[PASSAGE Boundary: Start]

I love Broadway plays. I love musical theater and the movie musical, and always have. So I was thrilled when I saw promos for Smash, the new NBC series about putting on a Broadway show. I watched the pilot, and it was excellent. So yay, a musical show for grownups! (I’ve tried to watch Glee and have yet to manage five full minutes without intense boredom.)
And after about four shows, I’m pretty sure I figured out the conversation of the creators of Smash when they first thought it up.
“Hey, let’s put on a show about putting on a show. Nobody’s ever done that before!”
“Or at least not in the last few decades. Judy Garland and Mickey Rooney did it?”
“Never mind, dear. I’ll send you a link.”
“Okay, but this is a modern Broadway show, and there aren’t any kids in it. We’ll do it about Marilyn Monroe! Sex sells, and we can get a big, busty blonde to play the part.”
“Ooh, and we can make her dumb as a brick, too.”
“And there will be the ingenue, the corn-fed hick from Iowa, who has the corny, conservative parents who think she’s wasting her life.”
“Don’t forget about the gay co-creator, the obnoxious director who sleeps with the blonde after striking out with the ingenue, the assistant who is really only out for himself and ready to screw anyone who gets in his way.”
“If we make him a guy, do you think anyone will notice we took him straight out of All About Eve”?
“No, and make him straight, because he’s working for a gay guy and you know how those corn-fed hicks don’t like too many gay guys. Oh, but make the actor who plays him look totally gay just to keep everyone guessing.”
“Ooh! Ooh! Let’s have the playwright have an affair with one of the actors from the last time he starred in her show!”
“Great idea! Oh, and let’s have the producer divorce his wife so she has to prove she’s every bit as good a producer as he is and try to get the show produced without her husband. That’s new, a woman who dumps a rich guy after he cheats on her with a string of bimbos trying to prove she has her own talent and he didn’t marry her just for her looks.”

[PASSAGE Boundary: End]
[EXTRACTED INFORMATION Boundary: Start]

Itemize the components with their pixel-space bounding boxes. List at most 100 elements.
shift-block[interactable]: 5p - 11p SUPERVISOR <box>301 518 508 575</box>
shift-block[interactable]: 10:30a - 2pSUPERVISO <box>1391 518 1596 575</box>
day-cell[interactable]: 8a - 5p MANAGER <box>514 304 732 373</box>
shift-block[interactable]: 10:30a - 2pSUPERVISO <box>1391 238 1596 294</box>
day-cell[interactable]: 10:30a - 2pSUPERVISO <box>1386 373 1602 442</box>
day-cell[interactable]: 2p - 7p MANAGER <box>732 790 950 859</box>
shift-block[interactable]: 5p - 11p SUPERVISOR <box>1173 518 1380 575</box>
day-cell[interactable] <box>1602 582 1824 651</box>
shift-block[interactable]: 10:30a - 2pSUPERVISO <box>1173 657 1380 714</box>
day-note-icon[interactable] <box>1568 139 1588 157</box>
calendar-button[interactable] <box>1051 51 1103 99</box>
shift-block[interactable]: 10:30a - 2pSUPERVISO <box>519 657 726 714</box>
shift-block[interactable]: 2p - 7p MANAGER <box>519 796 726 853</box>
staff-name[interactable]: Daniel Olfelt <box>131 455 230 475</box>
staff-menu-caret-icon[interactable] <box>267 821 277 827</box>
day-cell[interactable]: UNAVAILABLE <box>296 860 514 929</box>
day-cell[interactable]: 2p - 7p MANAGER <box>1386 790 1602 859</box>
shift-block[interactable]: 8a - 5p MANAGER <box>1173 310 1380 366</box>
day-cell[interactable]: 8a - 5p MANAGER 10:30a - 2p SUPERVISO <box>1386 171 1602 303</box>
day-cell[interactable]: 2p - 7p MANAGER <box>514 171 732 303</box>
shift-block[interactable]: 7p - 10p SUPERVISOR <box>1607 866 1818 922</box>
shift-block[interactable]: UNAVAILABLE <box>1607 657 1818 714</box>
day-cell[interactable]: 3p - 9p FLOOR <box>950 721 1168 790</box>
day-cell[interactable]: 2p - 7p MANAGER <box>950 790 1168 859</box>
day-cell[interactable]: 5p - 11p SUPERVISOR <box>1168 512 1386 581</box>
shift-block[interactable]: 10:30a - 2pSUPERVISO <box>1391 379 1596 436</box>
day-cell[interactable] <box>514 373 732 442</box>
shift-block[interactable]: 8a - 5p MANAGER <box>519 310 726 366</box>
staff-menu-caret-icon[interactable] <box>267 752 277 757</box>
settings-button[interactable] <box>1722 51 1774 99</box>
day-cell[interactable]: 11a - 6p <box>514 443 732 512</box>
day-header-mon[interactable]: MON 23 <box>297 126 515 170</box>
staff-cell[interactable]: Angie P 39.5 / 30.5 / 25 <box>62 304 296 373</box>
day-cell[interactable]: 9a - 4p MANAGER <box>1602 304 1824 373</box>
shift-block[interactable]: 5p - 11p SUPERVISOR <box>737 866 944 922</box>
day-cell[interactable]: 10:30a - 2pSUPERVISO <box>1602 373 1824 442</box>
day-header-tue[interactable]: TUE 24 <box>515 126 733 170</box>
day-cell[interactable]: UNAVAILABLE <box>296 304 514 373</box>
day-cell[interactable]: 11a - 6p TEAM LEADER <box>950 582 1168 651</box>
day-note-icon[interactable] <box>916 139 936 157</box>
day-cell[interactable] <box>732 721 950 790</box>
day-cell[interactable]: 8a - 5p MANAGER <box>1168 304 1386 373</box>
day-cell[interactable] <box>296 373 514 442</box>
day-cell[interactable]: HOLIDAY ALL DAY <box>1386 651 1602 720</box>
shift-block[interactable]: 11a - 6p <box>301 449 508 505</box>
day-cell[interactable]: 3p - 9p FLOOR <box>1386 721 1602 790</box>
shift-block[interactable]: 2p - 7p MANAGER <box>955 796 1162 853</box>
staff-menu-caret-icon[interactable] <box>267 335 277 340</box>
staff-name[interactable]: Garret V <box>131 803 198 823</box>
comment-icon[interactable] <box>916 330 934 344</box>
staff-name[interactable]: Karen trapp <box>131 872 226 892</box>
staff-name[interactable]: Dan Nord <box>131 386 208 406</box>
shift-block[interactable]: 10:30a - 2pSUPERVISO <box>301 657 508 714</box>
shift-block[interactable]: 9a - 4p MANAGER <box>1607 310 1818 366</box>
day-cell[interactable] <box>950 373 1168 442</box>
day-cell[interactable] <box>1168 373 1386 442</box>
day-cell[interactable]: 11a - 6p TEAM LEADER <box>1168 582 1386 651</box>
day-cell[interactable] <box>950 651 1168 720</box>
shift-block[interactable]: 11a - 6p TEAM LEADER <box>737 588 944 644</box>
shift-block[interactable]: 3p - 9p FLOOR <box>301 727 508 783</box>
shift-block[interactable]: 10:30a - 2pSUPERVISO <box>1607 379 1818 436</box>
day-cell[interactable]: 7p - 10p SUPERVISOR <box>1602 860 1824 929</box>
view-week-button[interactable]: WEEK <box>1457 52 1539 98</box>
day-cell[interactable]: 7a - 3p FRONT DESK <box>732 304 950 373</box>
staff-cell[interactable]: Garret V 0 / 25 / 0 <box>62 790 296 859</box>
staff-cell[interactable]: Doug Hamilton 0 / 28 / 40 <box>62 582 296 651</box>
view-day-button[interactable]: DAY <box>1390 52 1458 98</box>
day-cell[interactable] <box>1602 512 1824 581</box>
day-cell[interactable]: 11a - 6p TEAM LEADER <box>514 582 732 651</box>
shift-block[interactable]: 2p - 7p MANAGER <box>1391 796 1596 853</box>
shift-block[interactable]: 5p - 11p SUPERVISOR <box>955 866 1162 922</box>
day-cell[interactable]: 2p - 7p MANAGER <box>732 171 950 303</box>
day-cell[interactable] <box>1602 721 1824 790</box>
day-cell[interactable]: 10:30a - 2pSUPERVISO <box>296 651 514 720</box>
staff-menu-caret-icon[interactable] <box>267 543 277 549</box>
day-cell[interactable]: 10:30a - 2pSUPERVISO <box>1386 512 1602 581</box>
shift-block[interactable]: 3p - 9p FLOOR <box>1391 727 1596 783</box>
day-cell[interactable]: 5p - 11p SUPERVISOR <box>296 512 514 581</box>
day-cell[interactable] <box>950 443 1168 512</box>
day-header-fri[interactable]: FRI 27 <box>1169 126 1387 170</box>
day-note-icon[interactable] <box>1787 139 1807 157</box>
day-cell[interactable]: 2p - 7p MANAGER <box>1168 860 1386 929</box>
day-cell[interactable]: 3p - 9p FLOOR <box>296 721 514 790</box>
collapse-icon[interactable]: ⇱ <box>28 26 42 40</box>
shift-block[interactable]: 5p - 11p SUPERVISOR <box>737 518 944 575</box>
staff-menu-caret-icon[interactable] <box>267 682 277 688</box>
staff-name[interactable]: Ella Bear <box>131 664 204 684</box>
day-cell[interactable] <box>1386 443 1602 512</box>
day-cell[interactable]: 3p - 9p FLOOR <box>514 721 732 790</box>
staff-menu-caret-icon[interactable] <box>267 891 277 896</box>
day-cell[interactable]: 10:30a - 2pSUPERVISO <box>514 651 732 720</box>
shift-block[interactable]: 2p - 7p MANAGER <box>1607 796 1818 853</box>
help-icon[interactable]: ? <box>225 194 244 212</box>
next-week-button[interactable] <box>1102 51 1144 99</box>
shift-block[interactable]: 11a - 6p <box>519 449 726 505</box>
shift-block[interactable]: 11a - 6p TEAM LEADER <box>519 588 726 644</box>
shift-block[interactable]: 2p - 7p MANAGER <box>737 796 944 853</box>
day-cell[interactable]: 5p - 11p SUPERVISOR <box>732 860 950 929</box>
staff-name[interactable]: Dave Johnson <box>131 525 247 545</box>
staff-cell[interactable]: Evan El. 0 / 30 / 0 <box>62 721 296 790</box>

[EXTRACTED INFORMATION Boundary: End]

> **WORK ORDER**:
Extract the text of the piece about Smash between "I love Broadway" and "thought it up.", inclusive. This material isn't required for the task.

> **RESULT**:
I love Broadway plays. I love musical theater and the movie musical, and always have. So I was thrilled when I saw promos for Smash, the new NBC series about putting on a Broadway show. I watched the pilot, and it was excellent. So yay, a musical show for grownups! (I’ve tried to watch Glee and have yet to manage five full minutes without intense boredom.)
And after about four shows, I’m pretty sure I figured out the conversation of the creators of Smash when they first thought it up.